> **Your objective**:
Scan the records below for the word "上单调递减" and give only the number of lines that hold it.

> **Dataset entries**:
········
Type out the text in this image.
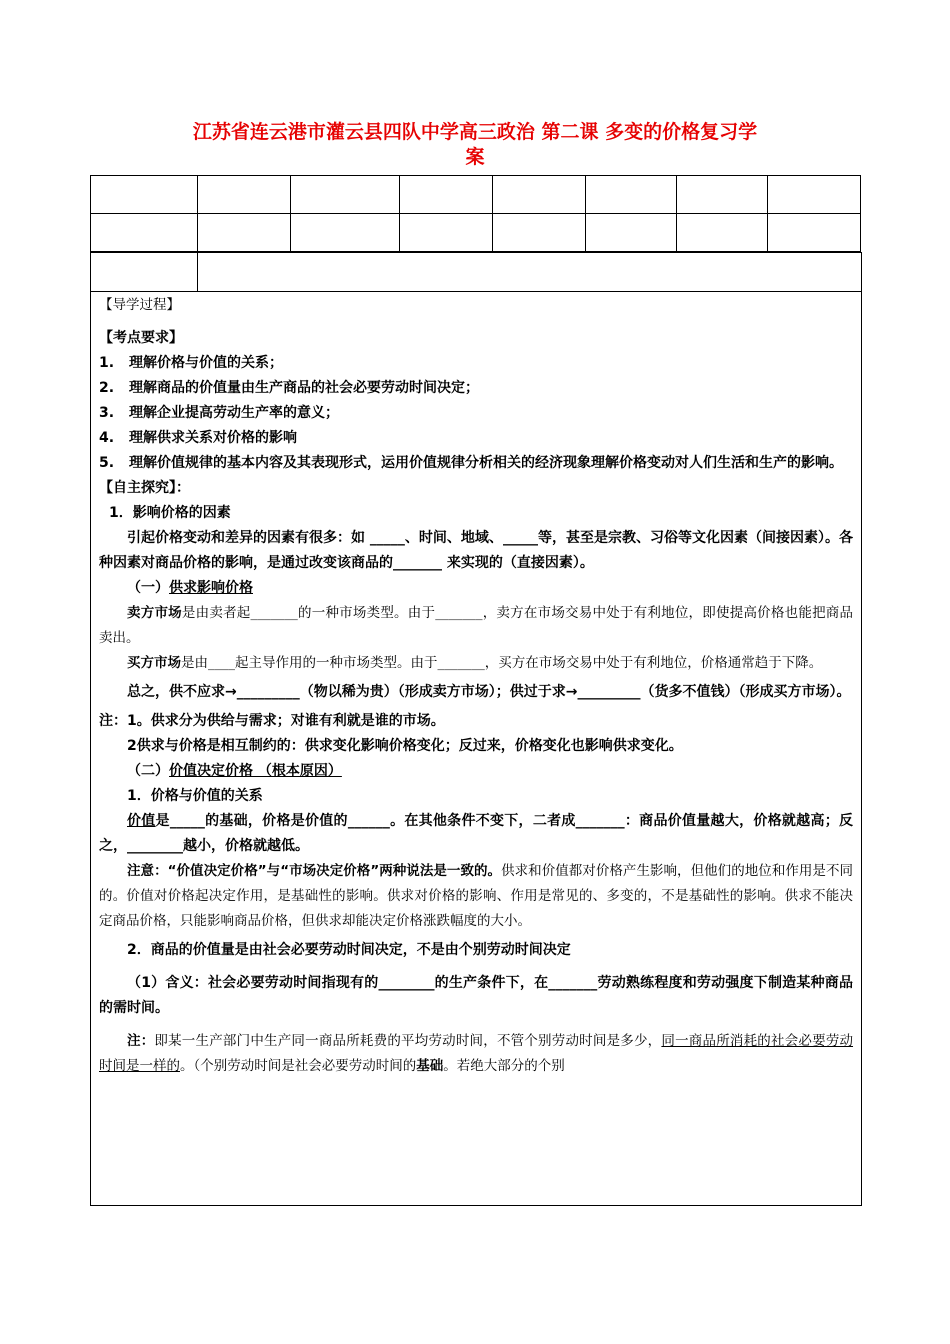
江苏省连云港市灌云县四队中学高三政治 第二课 多变的价格复习学
案

【导学过程】

【考点要求】

1.	理解价格与价值的关系；
2.	理解商品的价值量由生产商品的社会必要劳动时间决定；
3.	理解企业提高劳动生产率的意义；
4.	理解供求关系对价格的影响
5.	理解价值规律的基本内容及其表现形式，运用价值规律分析相关的经济现象理解价格变动对人们生活和生产的影响。

【自主探究】：

1．影响价格的因素

引起价格变动和差异的因素有很多：如 _____、时间、地域、_____等，甚至是宗教、习俗等文化因素（间接因素）。各种因素对商品价格的影响，是通过改变该商品的_______ 来实现的（直接因素）。

（一）供求影响价格

卖方市场是由卖者起_______的一种市场类型。由于_______，卖方在市场交易中处于有利地位，即使提高价格也能把商品卖出。

买方市场是由____起主导作用的一种市场类型。由于_______，买方在市场交易中处于有利地位，价格通常趋于下降。

总之，供不应求→_________（物以稀为贵）（形成卖方市场）；供过于求→_________（货多不值钱）（形成买方市场）。

注：1。供求分为供给与需求；对谁有利就是谁的市场。

2供求与价格是相互制约的：供求变化影响价格变化；反过来，价格变化也影响供求变化。

（二）价值决定价格 （根本原因）

1．价格与价值的关系

价值是_____的基础，价格是价值的______。在其他条件不变下，二者成_______：商品价值量越大，价格就越高；反之，________越小，价格就越低。

注意：“价值决定价格”与“市场决定价格”两种说法是一致的。供求和价值都对价格产生影响，但他们的地位和作用是不同的。价值对价格起决定作用，是基础性的影响。供求对价格的影响、作用是常见的、多变的，不是基础性的影响。供求不能决定商品价格，只能影响商品价格，但供求却能决定价格涨跌幅度的大小。

2．商品的价值量是由社会必要劳动时间决定，不是由个别劳动时间决定

（1）含义：社会必要劳动时间指现有的________的生产条件下，在_______劳动熟练程度和劳动强度下制造某种商品的需时间。

注：即某一生产部门中生产同一商品所耗费的平均劳动时间，不管个别劳动时间是多少，同一商品所消耗的社会必要劳动时间是一样的。（个别劳动时间是社会必要劳动时间的基础。若绝大部分的个别
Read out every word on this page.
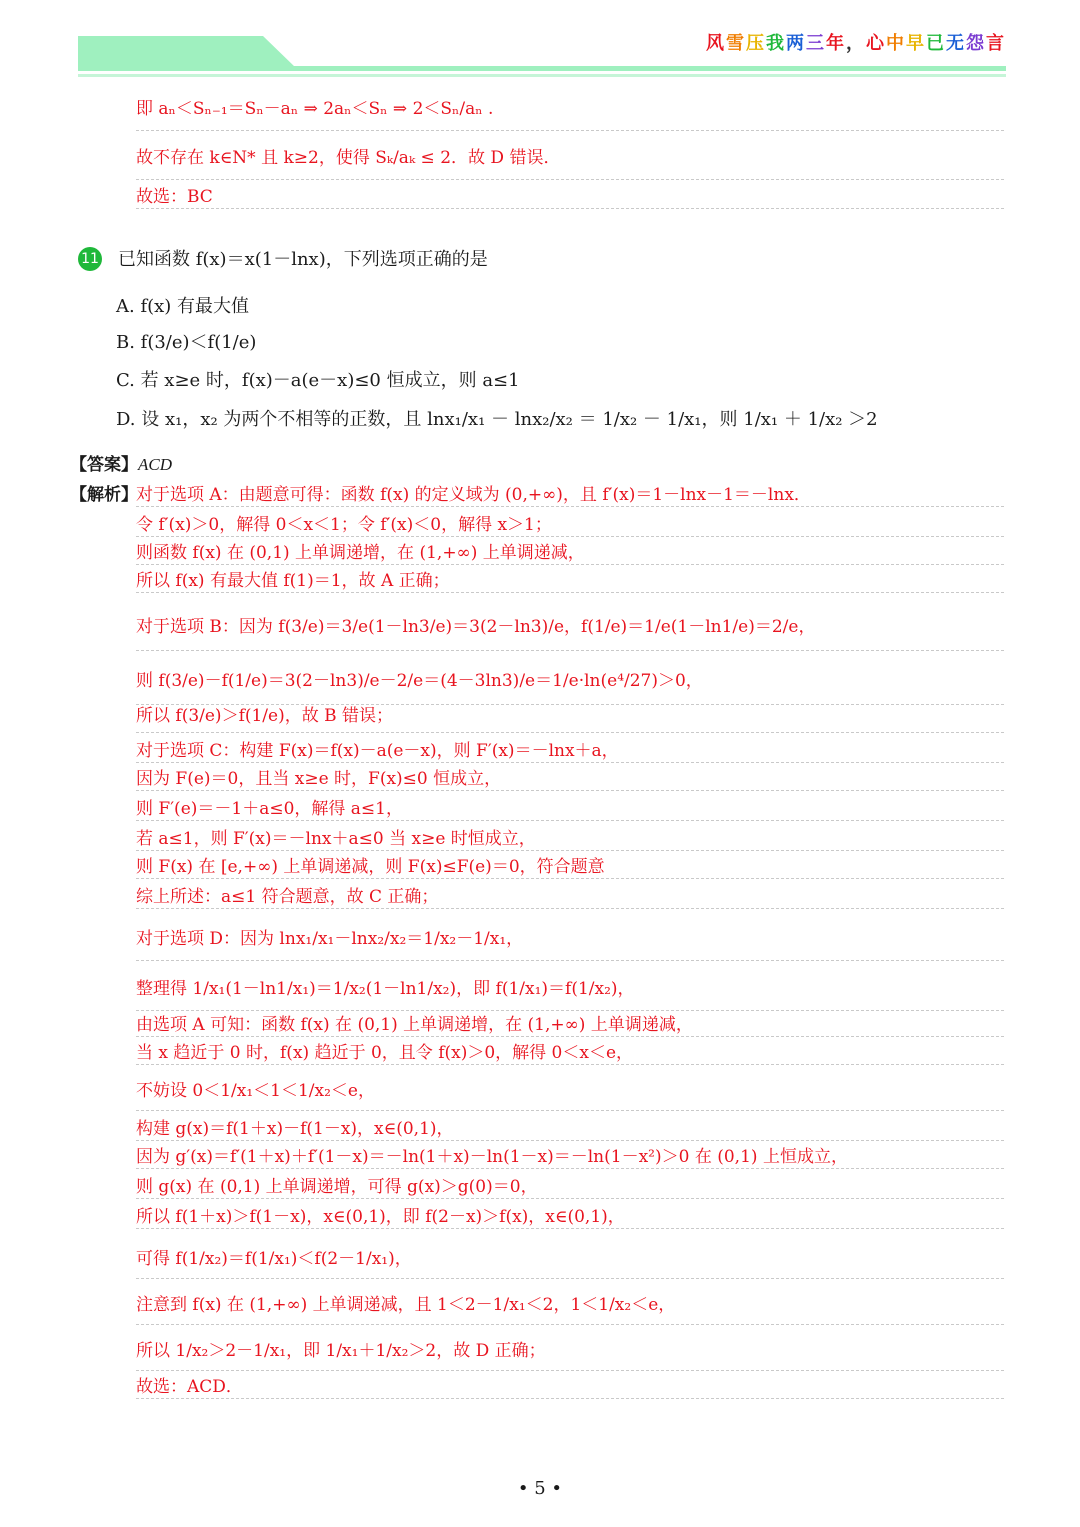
风雪压我两三年，心中早已无怨言
即 aₙ＜Sₙ₋₁＝Sₙ－aₙ ⇒ 2aₙ＜Sₙ ⇒ 2＜Sₙ/aₙ .
故不存在 k∈N* 且 k≥2，使得 Sₖ/aₖ ≤ 2．故 D 错误．
故选：BC
11 已知函数 f(x)＝x(1－lnx)，下列选项正确的是
A. f(x) 有最大值
B. f(3/e)＜f(1/e)
C. 若 x≥e 时，f(x)－a(e－x)≤0 恒成立，则 a≤1
D. 设 x₁，x₂ 为两个不相等的正数，且 lnx₁/x₁ － lnx₂/x₂ ＝ 1/x₂ － 1/x₁，则 1/x₁ ＋ 1/x₂ ＞2
【答案】ACD
【解析】
对于选项 A：由题意可得：函数 f(x) 的定义域为 (0,+∞)，且 f′(x)＝1－lnx－1＝－lnx．
令 f′(x)＞0，解得 0＜x＜1；令 f′(x)＜0，解得 x＞1；
则函数 f(x) 在 (0,1) 上单调递增，在 (1,+∞) 上单调递减，
所以 f(x) 有最大值 f(1)＝1，故 A 正确；
对于选项 B：因为 f(3/e)＝3/e(1－ln3/e)＝3(2－ln3)/e，f(1/e)＝1/e(1－ln1/e)＝2/e，
则 f(3/e)－f(1/e)＝3(2－ln3)/e－2/e＝(4－3ln3)/e＝1/e·ln(e⁴/27)＞0，
所以 f(3/e)＞f(1/e)，故 B 错误；
对于选项 C：构建 F(x)＝f(x)－a(e－x)，则 F′(x)＝－lnx＋a，
因为 F(e)＝0，且当 x≥e 时，F(x)≤0 恒成立，
则 F′(e)＝－1＋a≤0，解得 a≤1，
若 a≤1，则 F′(x)＝－lnx＋a≤0 当 x≥e 时恒成立，
则 F(x) 在 [e,+∞) 上单调递减，则 F(x)≤F(e)＝0，符合题意
综上所述：a≤1 符合题意，故 C 正确；
对于选项 D：因为 lnx₁/x₁－lnx₂/x₂＝1/x₂－1/x₁，
整理得 1/x₁(1－ln1/x₁)＝1/x₂(1－ln1/x₂)，即 f(1/x₁)＝f(1/x₂)，
由选项 A 可知：函数 f(x) 在 (0,1) 上单调递增，在 (1,+∞) 上单调递减，
当 x 趋近于 0 时，f(x) 趋近于 0，且令 f(x)＞0，解得 0＜x＜e，
不妨设 0＜1/x₁＜1＜1/x₂＜e，
构建 g(x)＝f(1＋x)－f(1－x)，x∈(0,1)，
因为 g′(x)＝f′(1＋x)＋f′(1－x)＝－ln(1＋x)－ln(1－x)＝－ln(1－x²)＞0 在 (0,1) 上恒成立，
则 g(x) 在 (0,1) 上单调递增，可得 g(x)＞g(0)＝0，
所以 f(1＋x)＞f(1－x)，x∈(0,1)，即 f(2－x)＞f(x)，x∈(0,1)，
可得 f(1/x₂)＝f(1/x₁)＜f(2－1/x₁)，
注意到 f(x) 在 (1,+∞) 上单调递减，且 1＜2－1/x₁＜2，1＜1/x₂＜e，
所以 1/x₂＞2－1/x₁，即 1/x₁＋1/x₂＞2，故 D 正确；
故选：ACD．
• 5 •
········
> **Answer to this task**:
4